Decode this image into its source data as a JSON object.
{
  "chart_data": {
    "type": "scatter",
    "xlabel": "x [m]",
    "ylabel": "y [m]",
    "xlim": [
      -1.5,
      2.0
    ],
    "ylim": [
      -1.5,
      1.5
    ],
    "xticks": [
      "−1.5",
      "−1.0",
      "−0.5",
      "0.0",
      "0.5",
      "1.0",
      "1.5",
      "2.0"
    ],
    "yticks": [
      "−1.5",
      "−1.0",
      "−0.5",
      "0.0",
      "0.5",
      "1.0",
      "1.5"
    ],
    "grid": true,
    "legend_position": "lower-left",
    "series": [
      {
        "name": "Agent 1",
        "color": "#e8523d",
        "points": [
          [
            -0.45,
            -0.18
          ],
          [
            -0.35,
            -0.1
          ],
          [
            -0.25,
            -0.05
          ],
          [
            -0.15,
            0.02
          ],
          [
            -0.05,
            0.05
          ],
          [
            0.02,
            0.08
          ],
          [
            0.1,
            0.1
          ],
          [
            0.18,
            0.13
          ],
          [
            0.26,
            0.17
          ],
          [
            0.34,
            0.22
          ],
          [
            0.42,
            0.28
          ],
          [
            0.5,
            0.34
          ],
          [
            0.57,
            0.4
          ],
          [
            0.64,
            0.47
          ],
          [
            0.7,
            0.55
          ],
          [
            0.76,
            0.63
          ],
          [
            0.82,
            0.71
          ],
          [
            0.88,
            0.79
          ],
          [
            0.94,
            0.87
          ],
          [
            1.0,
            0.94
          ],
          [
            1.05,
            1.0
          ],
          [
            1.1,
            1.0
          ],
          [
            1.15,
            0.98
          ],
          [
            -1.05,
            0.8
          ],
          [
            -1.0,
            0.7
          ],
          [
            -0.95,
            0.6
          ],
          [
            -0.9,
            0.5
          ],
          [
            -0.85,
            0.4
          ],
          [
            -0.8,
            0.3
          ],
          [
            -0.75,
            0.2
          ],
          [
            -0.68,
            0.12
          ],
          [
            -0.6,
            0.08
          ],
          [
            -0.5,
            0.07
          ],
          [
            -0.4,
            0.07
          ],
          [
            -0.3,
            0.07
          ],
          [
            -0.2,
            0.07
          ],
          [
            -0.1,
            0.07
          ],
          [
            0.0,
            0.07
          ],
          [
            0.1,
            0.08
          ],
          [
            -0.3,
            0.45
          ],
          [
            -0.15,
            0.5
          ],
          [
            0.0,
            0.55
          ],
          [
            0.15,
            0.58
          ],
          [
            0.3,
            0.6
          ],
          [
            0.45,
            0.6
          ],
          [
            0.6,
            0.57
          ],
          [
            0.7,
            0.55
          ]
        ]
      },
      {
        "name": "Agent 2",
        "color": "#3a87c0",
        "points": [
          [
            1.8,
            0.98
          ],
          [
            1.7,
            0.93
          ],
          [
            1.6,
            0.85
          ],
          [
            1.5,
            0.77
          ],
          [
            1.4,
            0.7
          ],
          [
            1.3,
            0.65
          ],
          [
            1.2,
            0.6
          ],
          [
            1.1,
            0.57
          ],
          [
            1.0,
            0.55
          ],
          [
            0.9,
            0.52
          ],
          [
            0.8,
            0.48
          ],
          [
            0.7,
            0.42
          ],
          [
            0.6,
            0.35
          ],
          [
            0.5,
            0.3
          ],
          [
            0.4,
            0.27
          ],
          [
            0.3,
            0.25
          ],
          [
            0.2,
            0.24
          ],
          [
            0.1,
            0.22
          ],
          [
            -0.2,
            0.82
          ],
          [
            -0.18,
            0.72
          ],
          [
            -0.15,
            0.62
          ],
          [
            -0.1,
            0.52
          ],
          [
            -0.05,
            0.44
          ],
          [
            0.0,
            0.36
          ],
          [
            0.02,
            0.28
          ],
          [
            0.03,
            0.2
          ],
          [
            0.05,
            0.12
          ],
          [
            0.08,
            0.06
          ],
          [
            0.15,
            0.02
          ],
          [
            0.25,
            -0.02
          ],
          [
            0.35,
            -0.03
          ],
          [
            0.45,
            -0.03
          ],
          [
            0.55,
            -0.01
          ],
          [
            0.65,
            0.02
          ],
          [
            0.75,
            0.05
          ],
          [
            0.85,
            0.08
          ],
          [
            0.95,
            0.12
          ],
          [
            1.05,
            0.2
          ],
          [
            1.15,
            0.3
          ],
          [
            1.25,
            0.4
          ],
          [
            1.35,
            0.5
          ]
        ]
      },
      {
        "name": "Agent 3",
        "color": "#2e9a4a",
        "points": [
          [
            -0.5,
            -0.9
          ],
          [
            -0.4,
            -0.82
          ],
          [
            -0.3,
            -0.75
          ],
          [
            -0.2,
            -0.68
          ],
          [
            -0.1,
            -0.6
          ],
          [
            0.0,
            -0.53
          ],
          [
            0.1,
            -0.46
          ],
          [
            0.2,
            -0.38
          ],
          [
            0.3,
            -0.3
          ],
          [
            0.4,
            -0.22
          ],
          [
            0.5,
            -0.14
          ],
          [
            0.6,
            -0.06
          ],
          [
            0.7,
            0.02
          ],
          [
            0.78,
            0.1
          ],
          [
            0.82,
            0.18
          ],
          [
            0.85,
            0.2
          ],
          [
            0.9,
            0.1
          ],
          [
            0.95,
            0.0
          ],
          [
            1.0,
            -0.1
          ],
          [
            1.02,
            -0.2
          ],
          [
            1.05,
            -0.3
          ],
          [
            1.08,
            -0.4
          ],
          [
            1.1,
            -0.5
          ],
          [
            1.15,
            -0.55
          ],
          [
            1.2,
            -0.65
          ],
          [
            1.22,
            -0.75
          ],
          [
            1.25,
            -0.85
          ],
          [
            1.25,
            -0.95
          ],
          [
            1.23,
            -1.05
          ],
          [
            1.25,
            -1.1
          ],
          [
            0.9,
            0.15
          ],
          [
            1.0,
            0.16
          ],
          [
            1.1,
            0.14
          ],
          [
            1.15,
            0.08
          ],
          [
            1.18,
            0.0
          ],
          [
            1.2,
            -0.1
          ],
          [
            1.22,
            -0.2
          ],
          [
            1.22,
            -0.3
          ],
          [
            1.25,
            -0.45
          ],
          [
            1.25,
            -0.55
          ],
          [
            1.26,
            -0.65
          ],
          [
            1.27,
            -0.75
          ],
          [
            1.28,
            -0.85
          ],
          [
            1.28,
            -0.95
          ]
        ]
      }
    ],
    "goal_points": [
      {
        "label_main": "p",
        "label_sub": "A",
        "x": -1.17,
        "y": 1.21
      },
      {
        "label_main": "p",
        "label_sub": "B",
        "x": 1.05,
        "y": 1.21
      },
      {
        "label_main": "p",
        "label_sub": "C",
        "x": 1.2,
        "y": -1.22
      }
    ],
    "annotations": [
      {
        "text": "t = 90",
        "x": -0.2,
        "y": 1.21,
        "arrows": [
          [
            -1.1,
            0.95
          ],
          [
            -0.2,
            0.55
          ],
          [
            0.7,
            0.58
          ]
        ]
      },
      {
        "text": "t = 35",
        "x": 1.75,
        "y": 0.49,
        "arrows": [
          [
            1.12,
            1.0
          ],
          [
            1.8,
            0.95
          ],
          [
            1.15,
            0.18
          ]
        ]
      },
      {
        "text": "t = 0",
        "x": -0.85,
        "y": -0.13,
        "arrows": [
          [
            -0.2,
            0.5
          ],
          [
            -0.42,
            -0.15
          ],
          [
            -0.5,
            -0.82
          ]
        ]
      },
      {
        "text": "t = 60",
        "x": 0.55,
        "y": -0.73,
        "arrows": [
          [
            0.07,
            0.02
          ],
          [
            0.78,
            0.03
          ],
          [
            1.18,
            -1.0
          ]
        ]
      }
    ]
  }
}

=-=-=

### Request:
Take the listing above and set it down exactly.

### Task output:
Decode this image into its source data as a JSON object.
{
  "chart_data": {
    "type": "scatter",
    "xlabel": "x [m]",
    "ylabel": "y [m]",
    "xlim": [
      -1.5,
      2.0
    ],
    "ylim": [
      -1.5,
      1.5
    ],
    "xticks": [
      "−1.5",
      "−1.0",
      "−0.5",
      "0.0",
      "0.5",
      "1.0",
      "1.5",
      "2.0"
    ],
    "yticks": [
      "−1.5",
      "−1.0",
      "−0.5",
      "0.0",
      "0.5",
      "1.0",
      "1.5"
    ],
    "grid": true,
    "legend_position": "lower-left",
    "series": [
      {
        "name": "Agent 1",
        "color": "#e8523d",
        "points": [
          [
            -0.45,
            -0.18
          ],
          [
            -0.35,
            -0.1
          ],
          [
            -0.25,
            -0.05
          ],
          [
            -0.15,
            0.02
          ],
          [
            -0.05,
            0.05
          ],
          [
            0.02,
            0.08
          ],
          [
            0.1,
            0.1
          ],
          [
            0.18,
            0.13
          ],
          [
            0.26,
            0.17
          ],
          [
            0.34,
            0.22
          ],
          [
            0.42,
            0.28
          ],
          [
            0.5,
            0.34
          ],
          [
            0.57,
            0.4
          ],
          [
            0.64,
            0.47
          ],
          [
            0.7,
            0.55
          ],
          [
            0.76,
            0.63
          ],
          [
            0.82,
            0.71
          ],
          [
            0.88,
            0.79
          ],
          [
            0.94,
            0.87
          ],
          [
            1.0,
            0.94
          ],
          [
            1.05,
            1.0
          ],
          [
            1.1,
            1.0
          ],
          [
            1.15,
            0.98
          ],
          [
            -1.05,
            0.8
          ],
          [
            -1.0,
            0.7
          ],
          [
            -0.95,
            0.6
          ],
          [
            -0.9,
            0.5
          ],
          [
            -0.85,
            0.4
          ],
          [
            -0.8,
            0.3
          ],
          [
            -0.75,
            0.2
          ],
          [
            -0.68,
            0.12
          ],
          [
            -0.6,
            0.08
          ],
          [
            -0.5,
            0.07
          ],
          [
            -0.4,
            0.07
          ],
          [
            -0.3,
            0.07
          ],
          [
            -0.2,
            0.07
          ],
          [
            -0.1,
            0.07
          ],
          [
            0.0,
            0.07
          ],
          [
            0.1,
            0.08
          ],
          [
            -0.3,
            0.45
          ],
          [
            -0.15,
            0.5
          ],
          [
            0.0,
            0.55
          ],
          [
            0.15,
            0.58
          ],
          [
            0.3,
            0.6
          ],
          [
            0.45,
            0.6
          ],
          [
            0.6,
            0.57
          ],
          [
            0.7,
            0.55
          ]
        ]
      },
      {
        "name": "Agent 2",
        "color": "#3a87c0",
        "points": [
          [
            1.8,
            0.98
          ],
          [
            1.7,
            0.93
          ],
          [
            1.6,
            0.85
          ],
          [
            1.5,
            0.77
          ],
          [
            1.4,
            0.7
          ],
          [
            1.3,
            0.65
          ],
          [
            1.2,
            0.6
          ],
          [
            1.1,
            0.57
          ],
          [
            1.0,
            0.55
          ],
          [
            0.9,
            0.52
          ],
          [
            0.8,
            0.48
          ],
          [
            0.7,
            0.42
          ],
          [
            0.6,
            0.35
          ],
          [
            0.5,
            0.3
          ],
          [
            0.4,
            0.27
          ],
          [
            0.3,
            0.25
          ],
          [
            0.2,
            0.24
          ],
          [
            0.1,
            0.22
          ],
          [
            -0.2,
            0.82
          ],
          [
            -0.18,
            0.72
          ],
          [
            -0.15,
            0.62
          ],
          [
            -0.1,
            0.52
          ],
          [
            -0.05,
            0.44
          ],
          [
            0.0,
            0.36
          ],
          [
            0.02,
            0.28
          ],
          [
            0.03,
            0.2
          ],
          [
            0.05,
            0.12
          ],
          [
            0.08,
            0.06
          ],
          [
            0.15,
            0.02
          ],
          [
            0.25,
            -0.02
          ],
          [
            0.35,
            -0.03
          ],
          [
            0.45,
            -0.03
          ],
          [
            0.55,
            -0.01
          ],
          [
            0.65,
            0.02
          ],
          [
            0.75,
            0.05
          ],
          [
            0.85,
            0.08
          ],
          [
            0.95,
            0.12
          ],
          [
            1.05,
            0.2
          ],
          [
            1.15,
            0.3
          ],
          [
            1.25,
            0.4
          ],
          [
            1.35,
            0.5
          ]
        ]
      },
      {
        "name": "Agent 3",
        "color": "#2e9a4a",
        "points": [
          [
            -0.5,
            -0.9
          ],
          [
            -0.4,
            -0.82
          ],
          [
            -0.3,
            -0.75
          ],
          [
            -0.2,
            -0.68
          ],
          [
            -0.1,
            -0.6
          ],
          [
            0.0,
            -0.53
          ],
          [
            0.1,
            -0.46
          ],
          [
            0.2,
            -0.38
          ],
          [
            0.3,
            -0.3
          ],
          [
            0.4,
            -0.22
          ],
          [
            0.5,
            -0.14
          ],
          [
            0.6,
            -0.06
          ],
          [
            0.7,
            0.02
          ],
          [
            0.78,
            0.1
          ],
          [
            0.82,
            0.18
          ],
          [
            0.85,
            0.2
          ],
          [
            0.9,
            0.1
          ],
          [
            0.95,
            0.0
          ],
          [
            1.0,
            -0.1
          ],
          [
            1.02,
            -0.2
          ],
          [
            1.05,
            -0.3
          ],
          [
            1.08,
            -0.4
          ],
          [
            1.1,
            -0.5
          ],
          [
            1.15,
            -0.55
          ],
          [
            1.2,
            -0.65
          ],
          [
            1.22,
            -0.75
          ],
          [
            1.25,
            -0.85
          ],
          [
            1.25,
            -0.95
          ],
          [
            1.23,
            -1.05
          ],
          [
            1.25,
            -1.1
          ],
          [
            0.9,
            0.15
          ],
          [
            1.0,
            0.16
          ],
          [
            1.1,
            0.14
          ],
          [
            1.15,
            0.08
          ],
          [
            1.18,
            0.0
          ],
          [
            1.2,
            -0.1
          ],
          [
            1.22,
            -0.2
          ],
          [
            1.22,
            -0.3
          ],
          [
            1.25,
            -0.45
          ],
          [
            1.25,
            -0.55
          ],
          [
            1.26,
            -0.65
          ],
          [
            1.27,
            -0.75
          ],
          [
            1.28,
            -0.85
          ],
          [
            1.28,
            -0.95
          ]
        ]
      }
    ],
    "goal_points": [
      {
        "label_main": "p",
        "label_sub": "A",
        "x": -1.17,
        "y": 1.21
      },
      {
        "label_main": "p",
        "label_sub": "B",
        "x": 1.05,
        "y": 1.21
      },
      {
        "label_main": "p",
        "label_sub": "C",
        "x": 1.2,
        "y": -1.22
      }
    ],
    "annotations": [
      {
        "text": "t = 90",
        "x": -0.2,
        "y": 1.21,
        "arrows": [
          [
            -1.1,
            0.95
          ],
          [
            -0.2,
            0.55
          ],
          [
            0.7,
            0.58
          ]
        ]
      },
      {
        "text": "t = 35",
        "x": 1.75,
        "y": 0.49,
        "arrows": [
          [
            1.12,
            1.0
          ],
          [
            1.8,
            0.95
          ],
          [
            1.15,
            0.18
          ]
        ]
      },
      {
        "text": "t = 0",
        "x": -0.85,
        "y": -0.13,
        "arrows": [
          [
            -0.2,
            0.5
          ],
          [
            -0.42,
            -0.15
          ],
          [
            -0.5,
            -0.82
          ]
        ]
      },
      {
        "text": "t = 60",
        "x": 0.55,
        "y": -0.73,
        "arrows": [
          [
            0.07,
            0.02
          ],
          [
            0.78,
            0.03
          ],
          [
            1.18,
            -1.0
          ]
        ]
      }
    ]
  }
}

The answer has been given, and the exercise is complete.